§ TASK INPUTS

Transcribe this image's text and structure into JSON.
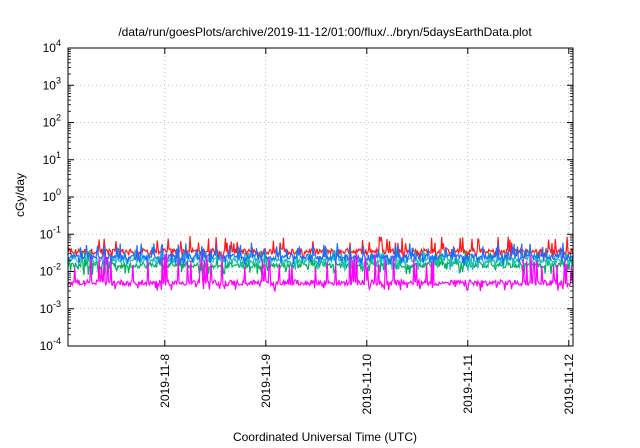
{
  "chart_data": {
    "type": "line",
    "title": "/data/run/goesPlots/archive/2019-11-12/01:00/flux/../bryn/5daysEarthData.plot",
    "xlabel": "Coordinated Universal Time (UTC)",
    "ylabel": "cGy/day",
    "y_scale": "log",
    "ylim": [
      0.0001,
      10000
    ],
    "y_ticks": [
      {
        "value": 0.0001,
        "base": "10",
        "exp": "-4"
      },
      {
        "value": 0.001,
        "base": "10",
        "exp": "-3"
      },
      {
        "value": 0.01,
        "base": "10",
        "exp": "-2"
      },
      {
        "value": 0.1,
        "base": "10",
        "exp": "-1"
      },
      {
        "value": 1,
        "base": "10",
        "exp": "0"
      },
      {
        "value": 10,
        "base": "10",
        "exp": "1"
      },
      {
        "value": 100,
        "base": "10",
        "exp": "2"
      },
      {
        "value": 1000,
        "base": "10",
        "exp": "3"
      },
      {
        "value": 10000,
        "base": "10",
        "exp": "4"
      }
    ],
    "xlim": [
      "2019-11-07T01:00",
      "2019-11-12T01:00"
    ],
    "x_ticks": [
      "2019-11-8",
      "2019-11-9",
      "2019-11-10",
      "2019-11-11",
      "2019-11-12"
    ],
    "x_tick_dates": [
      "2019-11-08",
      "2019-11-09",
      "2019-11-10",
      "2019-11-11",
      "2019-11-12"
    ],
    "grid": true,
    "series": [
      {
        "color": "#ff1a1a",
        "typical": 0.035,
        "spike_max": 0.09,
        "min": 0.02
      },
      {
        "color": "#00b060",
        "typical": 0.015,
        "spike_max": 0.035,
        "min": 0.008
      },
      {
        "color": "#20c0c0",
        "typical": 0.02,
        "spike_max": 0.04,
        "min": 0.01
      },
      {
        "color": "#1a6dff",
        "typical": 0.025,
        "spike_max": 0.06,
        "min": 0.015
      },
      {
        "color": "#ff00ff",
        "typical": 0.005,
        "spike_max": 0.03,
        "min": 0.003
      }
    ]
  }
}
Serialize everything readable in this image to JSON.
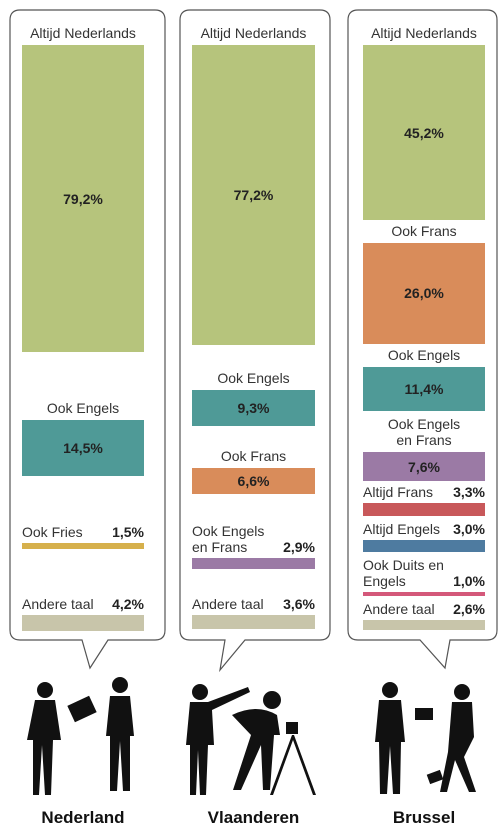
{
  "chart_data": [
    {
      "type": "stacked-bar",
      "title": "Nederland",
      "categories": [
        "Altijd Nederlands",
        "Ook Engels",
        "Ook Fries",
        "Andere taal"
      ],
      "values": [
        79.2,
        14.5,
        1.5,
        4.2
      ],
      "value_labels": [
        "79,2%",
        "14,5%",
        "1,5%",
        "4,2%"
      ],
      "colors": [
        "#b6c47c",
        "#4f9a97",
        "#d6b04c",
        "#c8c5aa"
      ]
    },
    {
      "type": "stacked-bar",
      "title": "Vlaanderen",
      "categories": [
        "Altijd Nederlands",
        "Ook Engels",
        "Ook Frans",
        "Ook Engels en Frans",
        "Andere taal"
      ],
      "values": [
        77.2,
        9.3,
        6.6,
        2.9,
        3.6
      ],
      "value_labels": [
        "77,2%",
        "9,3%",
        "6,6%",
        "2,9%",
        "3,6%"
      ],
      "colors": [
        "#b6c47c",
        "#4f9a97",
        "#d98c5a",
        "#9b7aa5",
        "#c8c5aa"
      ]
    },
    {
      "type": "stacked-bar",
      "title": "Brussel",
      "categories": [
        "Altijd Nederlands",
        "Ook Frans",
        "Ook Engels",
        "Ook Engels en Frans",
        "Altijd Frans",
        "Altijd Engels",
        "Ook Duits en Engels",
        "Andere taal"
      ],
      "values": [
        45.2,
        26.0,
        11.4,
        7.6,
        3.3,
        3.0,
        1.0,
        2.6
      ],
      "value_labels": [
        "45,2%",
        "26,0%",
        "11,4%",
        "7,6%",
        "3,3%",
        "3,0%",
        "1,0%",
        "2,6%"
      ],
      "colors": [
        "#b6c47c",
        "#d98c5a",
        "#4f9a97",
        "#9b7aa5",
        "#c8585a",
        "#4e7ba0",
        "#d4587a",
        "#c8c5aa"
      ]
    }
  ]
}
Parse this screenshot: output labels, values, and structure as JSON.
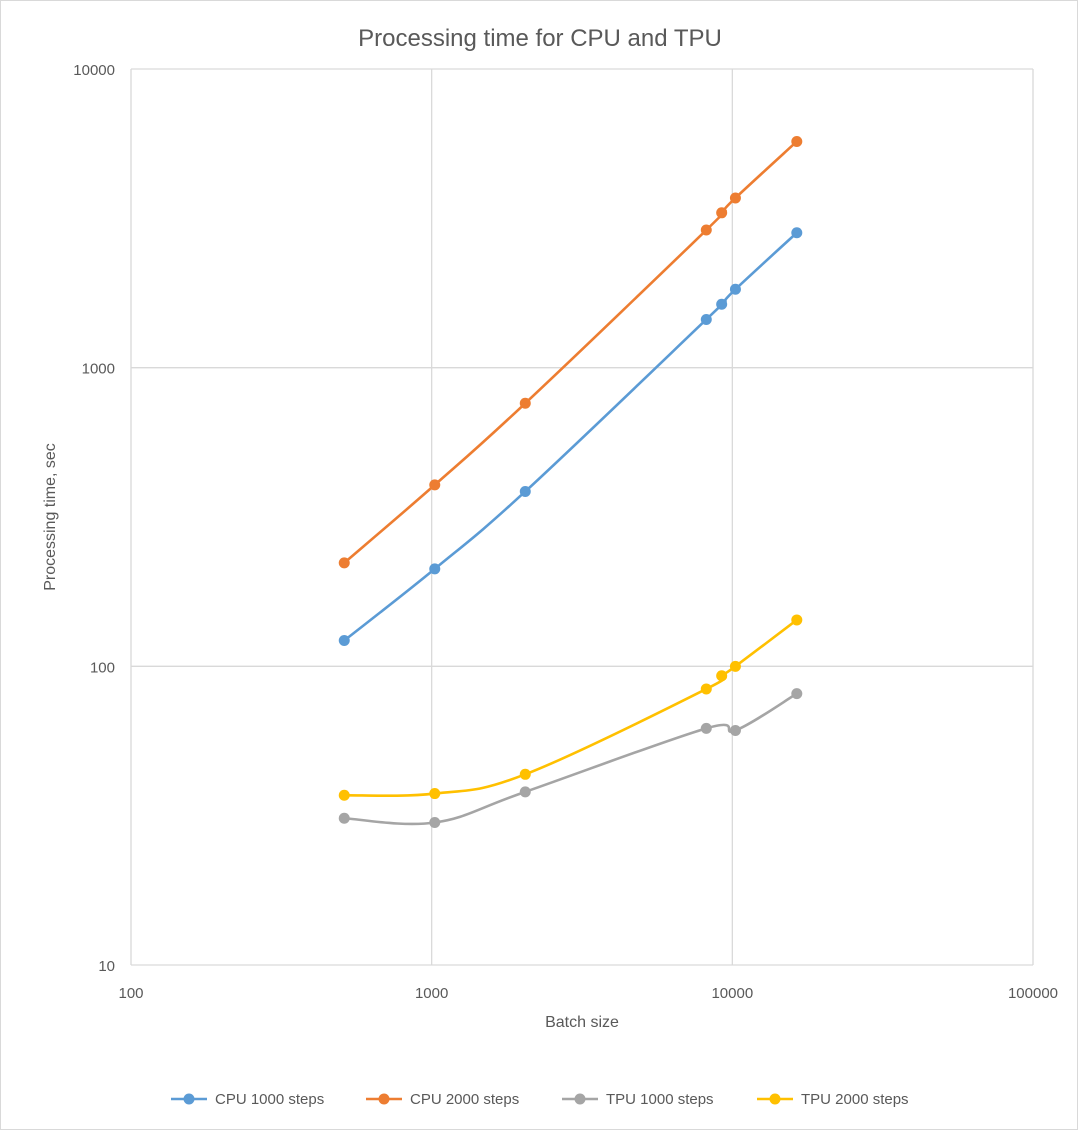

§ WRITTEN EXERCISE
Write the records out again in full, exactly, and skip every picture.

§ FINISHED EXERCISE
Transcribe this image's text and structure into JSON.
{
  "chart_data": {
    "type": "line",
    "title": "/data/run/goesPlots/archive/2019-11-12/01:00/flux/../bryn/5daysEarthData.plot",
    "xlabel": "Coordinated Universal Time (UTC)",
    "ylabel": "cGy/day",
    "y_scale": "log",
    "ylim": [
      0.0001,
      10000
    ],
    "y_ticks": [
      {
        "value": 0.0001,
        "base": "10",
        "exp": "-4"
      },
      {
        "value": 0.001,
        "base": "10",
        "exp": "-3"
      },
      {
        "value": 0.01,
        "base": "10",
        "exp": "-2"
      },
      {
        "value": 0.1,
        "base": "10",
        "exp": "-1"
      },
      {
        "value": 1,
        "base": "10",
        "exp": "0"
      },
      {
        "value": 10,
        "base": "10",
        "exp": "1"
      },
      {
        "value": 100,
        "base": "10",
        "exp": "2"
      },
      {
        "value": 1000,
        "base": "10",
        "exp": "3"
      },
      {
        "value": 10000,
        "base": "10",
        "exp": "4"
      }
    ],
    "xlim": [
      "2019-11-07T01:00",
      "2019-11-12T01:00"
    ],
    "x_ticks": [
      "2019-11-8",
      "2019-11-9",
      "2019-11-10",
      "2019-11-11",
      "2019-11-12"
    ],
    "x_tick_dates": [
      "2019-11-08",
      "2019-11-09",
      "2019-11-10",
      "2019-11-11",
      "2019-11-12"
    ],
    "grid": true,
    "series": [
      {
        "color": "#ff1a1a",
        "typical": 0.035,
        "spike_max": 0.09,
        "min": 0.02
      },
      {
        "color": "#00b060",
        "typical": 0.015,
        "spike_max": 0.035,
        "min": 0.008
      },
      {
        "color": "#20c0c0",
        "typical": 0.02,
        "spike_max": 0.04,
        "min": 0.01
      },
      {
        "color": "#1a6dff",
        "typical": 0.025,
        "spike_max": 0.06,
        "min": 0.015
      },
      {
        "color": "#ff00ff",
        "typical": 0.005,
        "spike_max": 0.03,
        "min": 0.003
      }
    ]
  }
}
Serialize everything readable in this image to JSON.
{
  "chart_data": [
    {
      "type": "stacked-bar",
      "title": "Nederland",
      "categories": [
        "Altijd Nederlands",
        "Ook Engels",
        "Ook Fries",
        "Andere taal"
      ],
      "values": [
        79.2,
        14.5,
        1.5,
        4.2
      ],
      "value_labels": [
        "79,2%",
        "14,5%",
        "1,5%",
        "4,2%"
      ],
      "colors": [
        "#b6c47c",
        "#4f9a97",
        "#d6b04c",
        "#c8c5aa"
      ]
    },
    {
      "type": "stacked-bar",
      "title": "Vlaanderen",
      "categories": [
        "Altijd Nederlands",
        "Ook Engels",
        "Ook Frans",
        "Ook Engels en Frans",
        "Andere taal"
      ],
      "values": [
        77.2,
        9.3,
        6.6,
        2.9,
        3.6
      ],
      "value_labels": [
        "77,2%",
        "9,3%",
        "6,6%",
        "2,9%",
        "3,6%"
      ],
      "colors": [
        "#b6c47c",
        "#4f9a97",
        "#d98c5a",
        "#9b7aa5",
        "#c8c5aa"
      ]
    },
    {
      "type": "stacked-bar",
      "title": "Brussel",
      "categories": [
        "Altijd Nederlands",
        "Ook Frans",
        "Ook Engels",
        "Ook Engels en Frans",
        "Altijd Frans",
        "Altijd Engels",
        "Ook Duits en Engels",
        "Andere taal"
      ],
      "values": [
        45.2,
        26.0,
        11.4,
        7.6,
        3.3,
        3.0,
        1.0,
        2.6
      ],
      "value_labels": [
        "45,2%",
        "26,0%",
        "11,4%",
        "7,6%",
        "3,3%",
        "3,0%",
        "1,0%",
        "2,6%"
      ],
      "colors": [
        "#b6c47c",
        "#d98c5a",
        "#4f9a97",
        "#9b7aa5",
        "#c8585a",
        "#4e7ba0",
        "#d4587a",
        "#c8c5aa"
      ]
    }
  ]
}
Parse this screenshot: output labels, values, and structure as JSON.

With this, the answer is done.